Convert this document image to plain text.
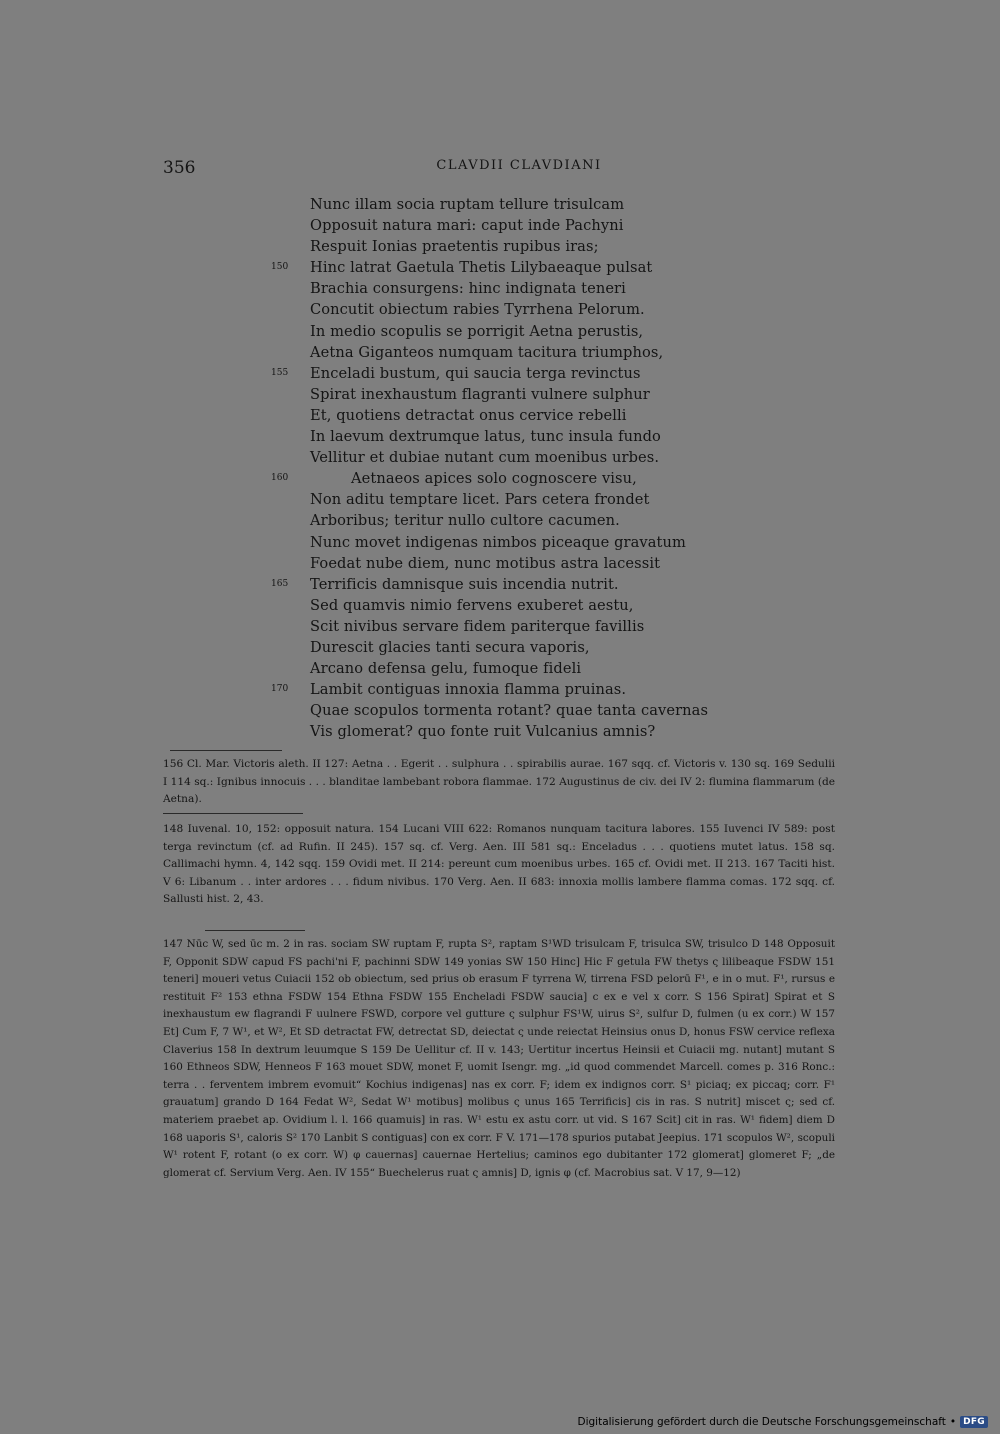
356	CLAVDII CLAVDIANI
Nunc illam socia ruptam tellure trisulcam
Opposuit natura mari: caput inde Pachyni
Respuit Ionias praetentis rupibus iras;
150 Hinc latrat Gaetula Thetis Lilybaeaque pulsat
Brachia consurgens: hinc indignata teneri
Concutit obiectum rabies Tyrrhena Pelorum.
In medio scopulis se porrigit Aetna perustis,
Aetna Giganteos numquam tacitura triumphos,
155 Enceladi bustum, qui saucia terga revinctus
Spirat inexhaustum flagranti vulnere sulphur
Et, quotiens detractat onus cervice rebelli
In laevum dextrumque latus, tunc insula fundo
Vellitur et dubiae nutant cum moenibus urbes.
160	Aetnaeos apices solo cognoscere visu,
Non aditu temptare licet. Pars cetera frondet
Arboribus; teritur nullo cultore cacumen.
Nunc movet indigenas nimbos piceaque gravatum
Foedat nube diem, nunc motibus astra lacessit
165 Terrificis damnisque suis incendia nutrit.
Sed quamvis nimio fervens exuberet aestu,
Scit nivibus servare fidem pariterque favillis
Durescit glacies tanti secura vaporis,
Arcano defensa gelu, fumoque fideli
170 Lambit contiguas innoxia flamma pruinas.
Quae scopulos tormenta rotant? quae tanta cavernas
Vis glomerat? quo fonte ruit Vulcanius amnis?

156 Cl. Mar. Victoris aleth. II 127: Aetna . . Egerit . . sulphura . . spirabilis aurae. 167 sqq. cf. Victoris v. 130 sq. 169 Sedulii I 114 sq.: Ignibus innocuis . . . blanditae lambebant robora flammae. 172 Augustinus de civ. dei IV 2: flumina flammarum (de Aetna).

148 Iuvenal. 10, 152: opposuit natura. 154 Lucani VIII 622: Romanos nunquam tacitura labores. 155 Iuvenci IV 589: post terga revinctum (cf. ad Rufin. II 245). 157 sq. cf. Verg. Aen. III 581 sq.: Enceladus . . . quotiens mutet latus. 158 sq. Callimachi hymn. 4, 142 sqq. 159 Ovidi met. II 214: pereunt cum moenibus urbes. 165 cf. Ovidi met. II 213. 167 Taciti hist. V 6: Libanum . . inter ardores . . . fidum nivibus. 170 Verg. Aen. II 683: innoxia mollis lambere flamma comas. 172 sqq. cf. Sallusti hist. 2, 43.

147 Nūc W, sed ūc m. 2 in ras. sociam SW ruptam F, rupta S², raptam S¹WD trisulcam F, trisulca SW, trisulco D 148 Opposuit F, Opponit SDW capud FS pachi'ni F, pachinni SDW 149 yonias SW 150 Hinc] Hic F getula FW thetys ς lilibeaque FSDW 151 teneri] moueri vetus Cuiacii 152 ob obiectum, sed prius ob erasum F tyrrena W, tirrena FSD pelorū F¹, e in o mut. F¹, rursus e restituit F² 153 ethna FSDW 154 Ethna FSDW 155 Encheladi FSDW saucia] c ex e vel x corr. S 156 Spirat] Spirat et S inexhaustum ew flagrandi F uulnere FSWD, corpore vel gutture ς sulphur FS¹W, uirus S², sulfur D, fulmen (u ex corr.) W 157 Et] Cum F, 7 W¹, et W², Et SD detractat FW, detrectat SD, deiectat ς unde reiectat Heinsius onus D, honus FSW cervice reflexa Claverius 158 In dextrum leuumque S 159 De Uellitur cf. II v. 143; Uertitur incertus Heinsii et Cuiacii mg. nutant] mutant S 160 Ethneos SDW, Henneos F 163 mouet SDW, monet F, uomit Isengr. mg. „id quod commendet Marcell. comes p. 316 Ronc.: terra . . ferventem imbrem evomuit“ Kochius indigenas] nas ex corr. F; idem ex indignos corr. S¹ piciaq; ex piccaq; corr. F¹ grauatum] grando D 164 Fedat W², Sedat W¹ motibus] molibus ς unus 165 Terrificis] cis in ras. S nutrit] miscet ς; sed cf. materiem praebet ap. Ovidium l. l. 166 quamuis] in ras. W¹ estu ex astu corr. ut vid. S 167 Scit] cit in ras. W¹ fidem] diem D 168 uaporis S¹, caloris S² 170 Lanbit S contiguas] con ex corr. F V. 171—178 spurios putabat Jeepius. 171 scopulos W², scopuli W¹ rotent F, rotant (o ex corr. W) φ cauernas] cauernae Hertelius; caminos ego dubitanter 172 glomerat] glomeret F; „de glomerat cf. Servium Verg. Aen. IV 155“ Buechelerus ruat ς amnis] D, ignis φ (cf. Macrobius sat. V 17, 9—12)

Digitalisierung gefördert durch die Deutsche Forschungsgemeinschaft • DFG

** OBJECTIVE **
Make a copy of each line that contains the string "obiectum".

** RIGHT ANSWER **
Concutit obiectum rabies Tyrrhena Pelorum.
147 Nūc W, sed ūc m. 2 in ras. sociam SW ruptam F, rupta S², raptam S¹WD trisulcam F, trisulca SW, trisulco D 148 Opposuit F, Opponit SDW capud FS pachi'ni F, pachinni SDW 149 yonias SW 150 Hinc] Hic F getula FW thetys ς lilibeaque FSDW 151 teneri] moueri vetus Cuiacii 152 ob obiectum, sed prius ob erasum F tyrrena W, tirrena FSD pelorū F¹, e in o mut. F¹, rursus e restituit F² 153 ethna FSDW 154 Ethna FSDW 155 Encheladi FSDW saucia] c ex e vel x corr. S 156 Spirat] Spirat et S inexhaustum ew flagrandi F uulnere FSWD, corpore vel gutture ς sulphur FS¹W, uirus S², sulfur D, fulmen (u ex corr.) W 157 Et] Cum F, 7 W¹, et W², Et SD detractat FW, detrectat SD, deiectat ς unde reiectat Heinsius onus D, honus FSW cervice reflexa Claverius 158 In dextrum leuumque S 159 De Uellitur cf. II v. 143; Uertitur incertus Heinsii et Cuiacii mg. nutant] mutant S 160 Ethneos SDW, Henneos F 163 mouet SDW, monet F, uomit Isengr. mg. „id quod commendet Marcell. comes p. 316 Ronc.: terra . . ferventem imbrem evomuit“ Kochius indigenas] nas ex corr. F; idem ex indignos corr. S¹ piciaq; ex piccaq; corr. F¹ grauatum] grando D 164 Fedat W², Sedat W¹ motibus] molibus ς unus 165 Terrificis] cis in ras. S nutrit] miscet ς; sed cf. materiem praebet ap. Ovidium l. l. 166 quamuis] in ras. W¹ estu ex astu corr. ut vid. S 167 Scit] cit in ras. W¹ fidem] diem D 168 uaporis S¹, caloris S² 170 Lanbit S contiguas] con ex corr. F V. 171—178 spurios putabat Jeepius. 171 scopulos W², scopuli W¹ rotent F, rotant (o ex corr. W) φ cauernas] cauernae Hertelius; caminos ego dubitanter 172 glomerat] glomeret F; „de glomerat cf. Servium Verg. Aen. IV 155“ Buechelerus ruat ς amnis] D, ignis φ (cf. Macrobius sat. V 17, 9—12)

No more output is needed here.